▶ **SET TASK**:
Your task is to locate every line holding the string "Welcome" and to copy each of them.
--- DATA FOR THE TASK ---
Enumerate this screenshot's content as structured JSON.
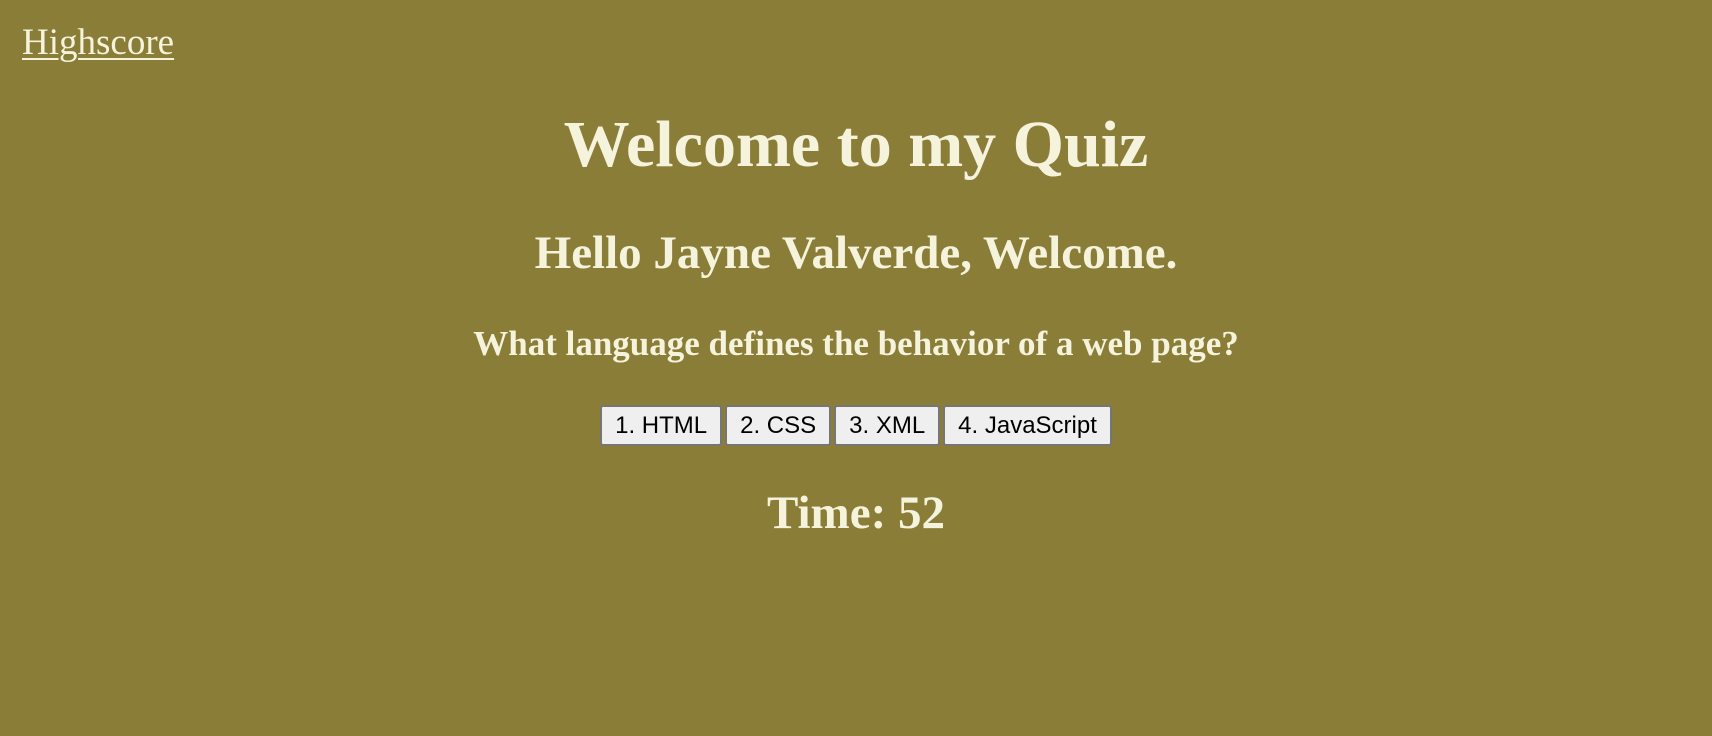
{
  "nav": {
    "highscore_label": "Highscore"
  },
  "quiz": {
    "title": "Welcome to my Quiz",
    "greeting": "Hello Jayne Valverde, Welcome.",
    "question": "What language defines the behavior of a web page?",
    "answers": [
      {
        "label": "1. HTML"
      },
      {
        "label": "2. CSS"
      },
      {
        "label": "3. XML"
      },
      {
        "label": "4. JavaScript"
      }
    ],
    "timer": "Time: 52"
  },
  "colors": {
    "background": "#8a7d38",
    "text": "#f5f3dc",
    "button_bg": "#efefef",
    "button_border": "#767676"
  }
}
---
--- DATA FOR THE TASK ---
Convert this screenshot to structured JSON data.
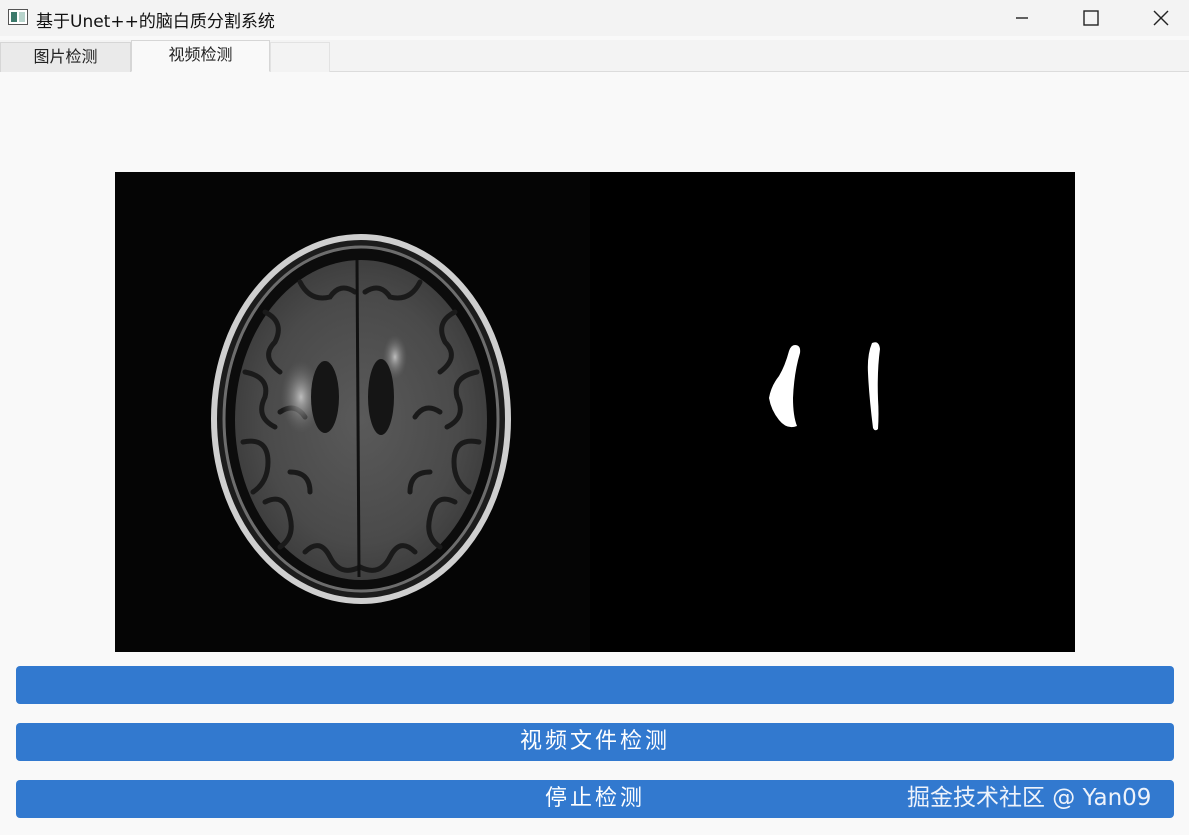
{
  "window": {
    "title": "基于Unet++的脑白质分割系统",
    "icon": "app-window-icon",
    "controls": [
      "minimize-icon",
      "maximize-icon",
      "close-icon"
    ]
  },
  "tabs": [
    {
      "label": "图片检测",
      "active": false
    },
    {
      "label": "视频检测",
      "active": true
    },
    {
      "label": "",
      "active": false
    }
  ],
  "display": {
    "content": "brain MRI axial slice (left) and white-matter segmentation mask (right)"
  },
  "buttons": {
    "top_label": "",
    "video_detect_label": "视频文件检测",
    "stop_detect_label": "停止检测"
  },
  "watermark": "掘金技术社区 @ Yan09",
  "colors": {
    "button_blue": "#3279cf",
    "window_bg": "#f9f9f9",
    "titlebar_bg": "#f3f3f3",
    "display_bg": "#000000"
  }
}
---
▶ **WORKED ANSWER**:
    "title": "Welcome to my Quiz",
    "greeting": "Hello Jayne Valverde, Welcome.",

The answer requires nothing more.